* **What is being asked**:
Return every line below that contains the string "axis", copying each one in full.

* **Entries supplied**:
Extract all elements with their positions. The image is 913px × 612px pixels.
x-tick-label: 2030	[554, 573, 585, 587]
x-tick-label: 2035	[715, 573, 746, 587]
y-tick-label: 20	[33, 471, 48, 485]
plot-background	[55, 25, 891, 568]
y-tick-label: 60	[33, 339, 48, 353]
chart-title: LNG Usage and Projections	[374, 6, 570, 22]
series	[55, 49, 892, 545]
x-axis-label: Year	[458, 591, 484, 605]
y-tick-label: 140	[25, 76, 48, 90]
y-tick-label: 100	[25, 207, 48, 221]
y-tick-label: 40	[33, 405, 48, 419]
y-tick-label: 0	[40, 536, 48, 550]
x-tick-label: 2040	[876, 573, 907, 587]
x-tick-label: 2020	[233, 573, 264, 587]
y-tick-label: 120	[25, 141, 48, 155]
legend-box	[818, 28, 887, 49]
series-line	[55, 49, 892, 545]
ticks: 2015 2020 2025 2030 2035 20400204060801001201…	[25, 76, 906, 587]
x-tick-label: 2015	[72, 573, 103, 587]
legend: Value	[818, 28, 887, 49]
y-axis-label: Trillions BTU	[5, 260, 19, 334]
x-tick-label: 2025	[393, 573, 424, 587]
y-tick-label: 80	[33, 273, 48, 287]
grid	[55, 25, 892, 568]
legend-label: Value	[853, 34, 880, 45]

* **In response**:
x-axis-label: Year	[458, 591, 484, 605]
y-axis-label: Trillions BTU	[5, 260, 19, 334]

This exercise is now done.